Task details>
Repeat, exactly and completely, the material that follows. Omit the pictures.

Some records
________________

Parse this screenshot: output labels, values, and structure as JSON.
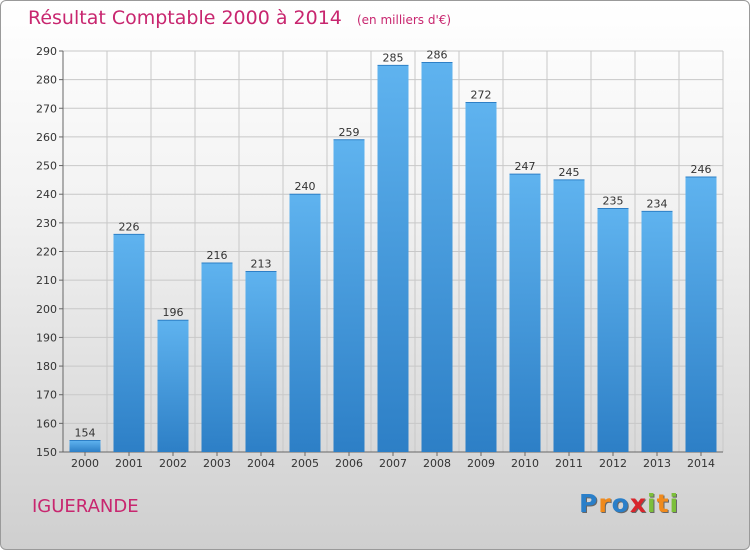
{
  "chart_data": {
    "type": "bar",
    "title": "Résultat Comptable 2000 à 2014",
    "subtitle": "(en milliers d'€)",
    "categories": [
      "2000",
      "2001",
      "2002",
      "2003",
      "2004",
      "2005",
      "2006",
      "2007",
      "2008",
      "2009",
      "2010",
      "2011",
      "2012",
      "2013",
      "2014"
    ],
    "values": [
      154,
      226,
      196,
      216,
      213,
      240,
      259,
      285,
      286,
      272,
      247,
      245,
      235,
      234,
      246
    ],
    "ylim": [
      150,
      290
    ],
    "yticks": [
      150,
      160,
      170,
      180,
      190,
      200,
      210,
      220,
      230,
      240,
      250,
      260,
      270,
      280,
      290
    ],
    "xlabel": "",
    "ylabel": "",
    "grid": true,
    "bar_color": "#4aa3e6"
  },
  "commune": "IGUERANDE",
  "logo": {
    "letters": [
      "P",
      "r",
      "o",
      "x",
      "i",
      "t",
      "i"
    ],
    "colors": [
      "#2a7fc9",
      "#f08a1c",
      "#2a7fc9",
      "#d8262c",
      "#7cbf3a",
      "#f08a1c",
      "#7cbf3a"
    ]
  }
}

________________

Complete output>
Parse this screenshot: output labels, values, and structure as JSON.
{
  "chart_data": {
    "type": "bar",
    "title": "Résultat Comptable 2000 à 2014",
    "subtitle": "(en milliers d'€)",
    "categories": [
      "2000",
      "2001",
      "2002",
      "2003",
      "2004",
      "2005",
      "2006",
      "2007",
      "2008",
      "2009",
      "2010",
      "2011",
      "2012",
      "2013",
      "2014"
    ],
    "values": [
      154,
      226,
      196,
      216,
      213,
      240,
      259,
      285,
      286,
      272,
      247,
      245,
      235,
      234,
      246
    ],
    "ylim": [
      150,
      290
    ],
    "yticks": [
      150,
      160,
      170,
      180,
      190,
      200,
      210,
      220,
      230,
      240,
      250,
      260,
      270,
      280,
      290
    ],
    "xlabel": "",
    "ylabel": "",
    "grid": true,
    "bar_color": "#4aa3e6"
  },
  "commune": "IGUERANDE",
  "logo": {
    "letters": [
      "P",
      "r",
      "o",
      "x",
      "i",
      "t",
      "i"
    ],
    "colors": [
      "#2a7fc9",
      "#f08a1c",
      "#2a7fc9",
      "#d8262c",
      "#7cbf3a",
      "#f08a1c",
      "#7cbf3a"
    ]
  }
}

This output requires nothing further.